(Element and region data)
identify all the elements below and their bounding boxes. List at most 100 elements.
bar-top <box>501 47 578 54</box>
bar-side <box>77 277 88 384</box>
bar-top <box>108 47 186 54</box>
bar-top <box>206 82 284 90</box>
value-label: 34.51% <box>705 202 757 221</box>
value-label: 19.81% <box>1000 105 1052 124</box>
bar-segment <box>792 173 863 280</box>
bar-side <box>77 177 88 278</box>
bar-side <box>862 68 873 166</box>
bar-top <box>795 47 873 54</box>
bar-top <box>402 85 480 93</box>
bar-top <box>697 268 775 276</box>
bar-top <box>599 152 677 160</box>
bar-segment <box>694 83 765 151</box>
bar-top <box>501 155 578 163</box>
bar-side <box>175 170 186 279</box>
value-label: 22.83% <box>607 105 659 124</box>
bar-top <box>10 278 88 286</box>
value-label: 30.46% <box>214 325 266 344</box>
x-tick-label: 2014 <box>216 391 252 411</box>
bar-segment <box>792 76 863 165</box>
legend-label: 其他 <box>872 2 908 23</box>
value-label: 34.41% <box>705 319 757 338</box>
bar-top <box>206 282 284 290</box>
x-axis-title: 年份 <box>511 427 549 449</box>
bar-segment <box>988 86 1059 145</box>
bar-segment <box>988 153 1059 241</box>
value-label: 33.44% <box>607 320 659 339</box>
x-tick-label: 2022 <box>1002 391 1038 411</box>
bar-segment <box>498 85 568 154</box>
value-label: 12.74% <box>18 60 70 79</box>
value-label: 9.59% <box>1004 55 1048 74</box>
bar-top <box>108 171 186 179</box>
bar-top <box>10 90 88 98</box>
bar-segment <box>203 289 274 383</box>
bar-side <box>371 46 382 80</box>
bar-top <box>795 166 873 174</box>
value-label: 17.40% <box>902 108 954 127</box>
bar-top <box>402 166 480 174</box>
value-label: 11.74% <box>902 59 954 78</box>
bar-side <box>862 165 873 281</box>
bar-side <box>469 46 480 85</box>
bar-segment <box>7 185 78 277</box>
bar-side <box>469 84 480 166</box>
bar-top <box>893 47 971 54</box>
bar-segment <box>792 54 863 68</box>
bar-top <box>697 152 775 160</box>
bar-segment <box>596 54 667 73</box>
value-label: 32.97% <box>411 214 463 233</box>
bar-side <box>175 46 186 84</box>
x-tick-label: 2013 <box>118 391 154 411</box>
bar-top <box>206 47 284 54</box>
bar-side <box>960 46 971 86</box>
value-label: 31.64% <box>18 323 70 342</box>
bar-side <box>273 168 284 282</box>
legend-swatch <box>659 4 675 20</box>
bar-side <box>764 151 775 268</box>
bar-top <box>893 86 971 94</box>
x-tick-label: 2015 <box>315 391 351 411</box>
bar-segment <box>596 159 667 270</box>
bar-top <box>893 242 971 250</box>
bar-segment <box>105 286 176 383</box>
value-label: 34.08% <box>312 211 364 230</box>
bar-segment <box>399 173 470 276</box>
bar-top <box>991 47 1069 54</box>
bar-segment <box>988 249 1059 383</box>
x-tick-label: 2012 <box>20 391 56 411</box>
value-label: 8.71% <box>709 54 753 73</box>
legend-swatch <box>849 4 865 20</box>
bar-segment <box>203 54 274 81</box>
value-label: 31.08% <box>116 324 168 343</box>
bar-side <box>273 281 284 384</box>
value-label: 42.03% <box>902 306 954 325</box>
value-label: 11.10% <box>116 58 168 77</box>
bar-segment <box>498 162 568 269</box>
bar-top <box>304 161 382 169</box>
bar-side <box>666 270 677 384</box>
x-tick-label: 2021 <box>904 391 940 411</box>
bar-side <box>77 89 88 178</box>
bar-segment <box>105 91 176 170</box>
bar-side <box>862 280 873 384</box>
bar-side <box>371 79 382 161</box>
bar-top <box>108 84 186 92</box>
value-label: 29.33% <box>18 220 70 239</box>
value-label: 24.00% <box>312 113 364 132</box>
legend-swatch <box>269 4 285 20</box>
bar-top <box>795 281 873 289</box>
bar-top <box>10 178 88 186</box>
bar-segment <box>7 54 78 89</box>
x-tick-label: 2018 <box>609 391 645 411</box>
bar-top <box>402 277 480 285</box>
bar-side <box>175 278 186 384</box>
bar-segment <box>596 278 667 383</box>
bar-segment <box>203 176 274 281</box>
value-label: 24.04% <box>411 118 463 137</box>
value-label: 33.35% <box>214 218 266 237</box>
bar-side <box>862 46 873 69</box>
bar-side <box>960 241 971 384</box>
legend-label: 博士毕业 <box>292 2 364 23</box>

> **EXERCISE**
Write out every one of the entries above verbatim, preserving each line and its original order.

> **OUTPUT BELOW**
identify all the elements below and their bounding boxes. List at most 100 elements.
bar-top <box>501 47 578 54</box>
bar-side <box>77 277 88 384</box>
bar-top <box>108 47 186 54</box>
bar-top <box>206 82 284 90</box>
value-label: 34.51% <box>705 202 757 221</box>
value-label: 19.81% <box>1000 105 1052 124</box>
bar-segment <box>792 173 863 280</box>
bar-side <box>77 177 88 278</box>
bar-side <box>862 68 873 166</box>
bar-top <box>795 47 873 54</box>
bar-top <box>402 85 480 93</box>
bar-top <box>697 268 775 276</box>
bar-top <box>599 152 677 160</box>
bar-segment <box>694 83 765 151</box>
bar-top <box>501 155 578 163</box>
bar-side <box>175 170 186 279</box>
value-label: 22.83% <box>607 105 659 124</box>
bar-top <box>10 278 88 286</box>
value-label: 30.46% <box>214 325 266 344</box>
x-tick-label: 2014 <box>216 391 252 411</box>
bar-segment <box>792 76 863 165</box>
legend-label: 其他 <box>872 2 908 23</box>
value-label: 34.41% <box>705 319 757 338</box>
bar-top <box>206 282 284 290</box>
x-axis-title: 年份 <box>511 427 549 449</box>
bar-segment <box>988 86 1059 145</box>
bar-segment <box>988 153 1059 241</box>
value-label: 33.44% <box>607 320 659 339</box>
x-tick-label: 2022 <box>1002 391 1038 411</box>
bar-segment <box>498 85 568 154</box>
value-label: 12.74% <box>18 60 70 79</box>
value-label: 9.59% <box>1004 55 1048 74</box>
bar-top <box>108 171 186 179</box>
bar-top <box>10 90 88 98</box>
bar-segment <box>203 289 274 383</box>
bar-side <box>371 46 382 80</box>
bar-top <box>795 166 873 174</box>
value-label: 17.40% <box>902 108 954 127</box>
bar-top <box>402 166 480 174</box>
value-label: 11.74% <box>902 59 954 78</box>
bar-side <box>862 165 873 281</box>
bar-side <box>469 46 480 85</box>
bar-segment <box>7 185 78 277</box>
bar-side <box>469 84 480 166</box>
bar-top <box>893 47 971 54</box>
bar-segment <box>792 54 863 68</box>
bar-top <box>697 152 775 160</box>
bar-segment <box>596 54 667 73</box>
value-label: 32.97% <box>411 214 463 233</box>
bar-side <box>175 46 186 84</box>
x-tick-label: 2013 <box>118 391 154 411</box>
bar-top <box>206 47 284 54</box>
bar-side <box>960 46 971 86</box>
value-label: 31.64% <box>18 323 70 342</box>
bar-side <box>273 168 284 282</box>
legend-swatch <box>659 4 675 20</box>
bar-side <box>764 151 775 268</box>
bar-top <box>893 86 971 94</box>
x-tick-label: 2015 <box>315 391 351 411</box>
bar-segment <box>596 159 667 270</box>
bar-top <box>893 242 971 250</box>
bar-segment <box>105 286 176 383</box>
value-label: 34.08% <box>312 211 364 230</box>
bar-segment <box>399 173 470 276</box>
bar-top <box>991 47 1069 54</box>
bar-segment <box>988 249 1059 383</box>
x-tick-label: 2012 <box>20 391 56 411</box>
value-label: 8.71% <box>709 54 753 73</box>
legend-swatch <box>849 4 865 20</box>
bar-segment <box>203 54 274 81</box>
value-label: 31.08% <box>116 324 168 343</box>
bar-side <box>273 281 284 384</box>
value-label: 42.03% <box>902 306 954 325</box>
value-label: 11.10% <box>116 58 168 77</box>
bar-segment <box>498 162 568 269</box>
bar-top <box>304 161 382 169</box>
bar-side <box>666 270 677 384</box>
x-tick-label: 2021 <box>904 391 940 411</box>
bar-side <box>77 89 88 178</box>
bar-segment <box>105 91 176 170</box>
bar-side <box>862 280 873 384</box>
bar-side <box>371 79 382 161</box>
bar-top <box>108 84 186 92</box>
value-label: 29.33% <box>18 220 70 239</box>
value-label: 24.00% <box>312 113 364 132</box>
legend-swatch <box>269 4 285 20</box>
bar-top <box>795 281 873 289</box>
bar-top <box>10 178 88 186</box>
bar-segment <box>7 54 78 89</box>
x-tick-label: 2018 <box>609 391 645 411</box>
bar-top <box>402 277 480 285</box>
bar-side <box>175 278 186 384</box>
bar-segment <box>596 278 667 383</box>
bar-segment <box>203 176 274 281</box>
value-label: 24.04% <box>411 118 463 137</box>
value-label: 33.35% <box>214 218 266 237</box>
bar-side <box>862 46 873 69</box>
bar-side <box>960 241 971 384</box>
legend-label: 博士毕业 <box>292 2 364 23</box>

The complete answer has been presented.